* Aim of the exercise *
Return the lines below that carry the word "MOBY".

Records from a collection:
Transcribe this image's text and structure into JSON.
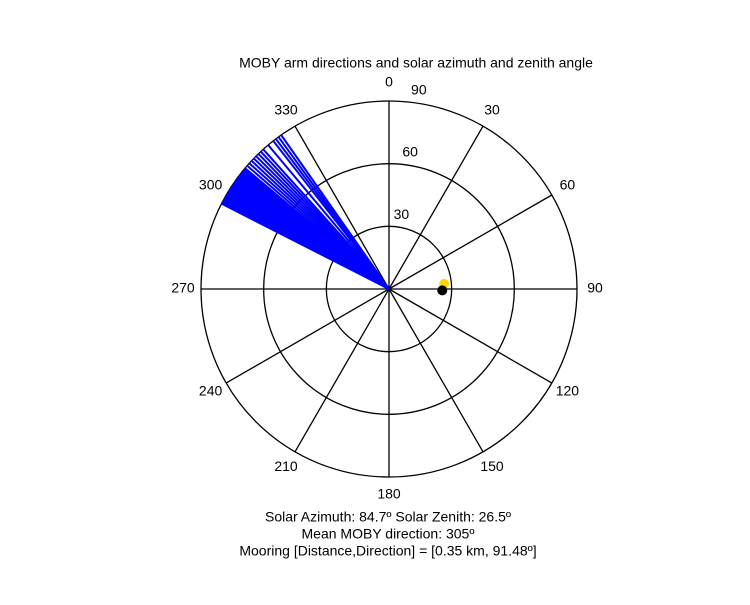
{
  "chart_data": {
    "type": "polar",
    "title": "MOBY arm directions and solar azimuth and zenith angle",
    "rlim": [
      0,
      90
    ],
    "rticks": [
      30,
      60,
      90
    ],
    "thetaticks": [
      0,
      30,
      60,
      90,
      120,
      150,
      180,
      210,
      240,
      270,
      300,
      330
    ],
    "grid_color": "#000000",
    "series": [
      {
        "color": "#0000ff",
        "theta": [
          297,
          297.5,
          298,
          298.5,
          299,
          299.5,
          300,
          300.5,
          301,
          301.5,
          302,
          302.5,
          303,
          303.5,
          304,
          304.5,
          305,
          305.5,
          306,
          306.5,
          307,
          307.5,
          308,
          308.5,
          309,
          309.5,
          310,
          311,
          312,
          313,
          314,
          315,
          316,
          317,
          318,
          320,
          322,
          323,
          324,
          325
        ]
      }
    ],
    "points": [
      {
        "color": "#ffd700",
        "theta": 84.7,
        "r": 26.5
      },
      {
        "color": "#000000",
        "theta": 91.5,
        "r": 25.5
      }
    ],
    "annotations": [
      "Solar Azimuth: 84.7º    Solar Zenith: 26.5º",
      "Mean MOBY direction: 305º",
      "Mooring [Distance,Direction] = [0.35 km, 91.48º]"
    ]
  }
}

* Result for this exercise *
    "title": "MOBY arm directions and solar azimuth and zenith angle",
      "Mean MOBY direction: 305º",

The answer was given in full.